(Stored records)
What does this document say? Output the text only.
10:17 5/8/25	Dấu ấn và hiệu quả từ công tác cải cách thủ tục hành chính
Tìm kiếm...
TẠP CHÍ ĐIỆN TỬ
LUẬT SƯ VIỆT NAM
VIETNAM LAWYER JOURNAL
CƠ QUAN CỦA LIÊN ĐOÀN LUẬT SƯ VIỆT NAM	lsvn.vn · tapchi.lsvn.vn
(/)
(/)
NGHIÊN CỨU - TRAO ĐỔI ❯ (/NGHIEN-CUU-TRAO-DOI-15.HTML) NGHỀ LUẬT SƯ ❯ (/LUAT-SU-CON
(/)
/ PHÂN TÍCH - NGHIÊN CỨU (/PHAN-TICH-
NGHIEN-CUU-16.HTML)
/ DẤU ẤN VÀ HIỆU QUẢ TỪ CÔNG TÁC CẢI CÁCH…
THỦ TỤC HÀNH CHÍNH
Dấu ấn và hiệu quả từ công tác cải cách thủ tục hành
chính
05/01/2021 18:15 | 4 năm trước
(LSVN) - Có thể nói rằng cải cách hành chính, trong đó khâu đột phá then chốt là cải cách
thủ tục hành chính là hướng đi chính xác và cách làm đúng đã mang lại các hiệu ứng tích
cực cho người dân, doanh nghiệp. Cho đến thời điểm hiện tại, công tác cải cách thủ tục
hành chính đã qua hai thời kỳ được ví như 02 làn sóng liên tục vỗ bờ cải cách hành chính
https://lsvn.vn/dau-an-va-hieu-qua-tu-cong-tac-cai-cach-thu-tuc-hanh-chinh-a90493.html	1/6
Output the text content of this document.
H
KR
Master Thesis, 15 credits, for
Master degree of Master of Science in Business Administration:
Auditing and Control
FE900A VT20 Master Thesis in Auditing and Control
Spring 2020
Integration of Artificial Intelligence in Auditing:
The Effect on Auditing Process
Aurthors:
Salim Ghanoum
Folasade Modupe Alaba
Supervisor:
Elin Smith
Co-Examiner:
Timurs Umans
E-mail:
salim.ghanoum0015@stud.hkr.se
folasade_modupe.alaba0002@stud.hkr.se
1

> [GOAL]: Repeat the listing in full, keeping every line exactly as it is.

> [COMPLETE RESPONSE]:
What does this document say? Output the text only.
10:17 5/8/25	Dấu ấn và hiệu quả từ công tác cải cách thủ tục hành chính
Tìm kiếm...
TẠP CHÍ ĐIỆN TỬ
LUẬT SƯ VIỆT NAM
VIETNAM LAWYER JOURNAL
CƠ QUAN CỦA LIÊN ĐOÀN LUẬT SƯ VIỆT NAM	lsvn.vn · tapchi.lsvn.vn
(/)
(/)
NGHIÊN CỨU - TRAO ĐỔI ❯ (/NGHIEN-CUU-TRAO-DOI-15.HTML) NGHỀ LUẬT SƯ ❯ (/LUAT-SU-CON
(/)
/ PHÂN TÍCH - NGHIÊN CỨU (/PHAN-TICH-
NGHIEN-CUU-16.HTML)
/ DẤU ẤN VÀ HIỆU QUẢ TỪ CÔNG TÁC CẢI CÁCH…
THỦ TỤC HÀNH CHÍNH
Dấu ấn và hiệu quả từ công tác cải cách thủ tục hành
chính
05/01/2021 18:15 | 4 năm trước
(LSVN) - Có thể nói rằng cải cách hành chính, trong đó khâu đột phá then chốt là cải cách
thủ tục hành chính là hướng đi chính xác và cách làm đúng đã mang lại các hiệu ứng tích
cực cho người dân, doanh nghiệp. Cho đến thời điểm hiện tại, công tác cải cách thủ tục
hành chính đã qua hai thời kỳ được ví như 02 làn sóng liên tục vỗ bờ cải cách hành chính
https://lsvn.vn/dau-an-va-hieu-qua-tu-cong-tac-cai-cach-thu-tuc-hanh-chinh-a90493.html	1/6
Output the text content of this document.
H
KR
Master Thesis, 15 credits, for
Master degree of Master of Science in Business Administration:
Auditing and Control
FE900A VT20 Master Thesis in Auditing and Control
Spring 2020
Integration of Artificial Intelligence in Auditing:
The Effect on Auditing Process
Aurthors:
Salim Ghanoum
Folasade Modupe Alaba
Supervisor:
Elin Smith
Co-Examiner:
Timurs Umans
E-mail:
salim.ghanoum0015@stud.hkr.se
folasade_modupe.alaba0002@stud.hkr.se
1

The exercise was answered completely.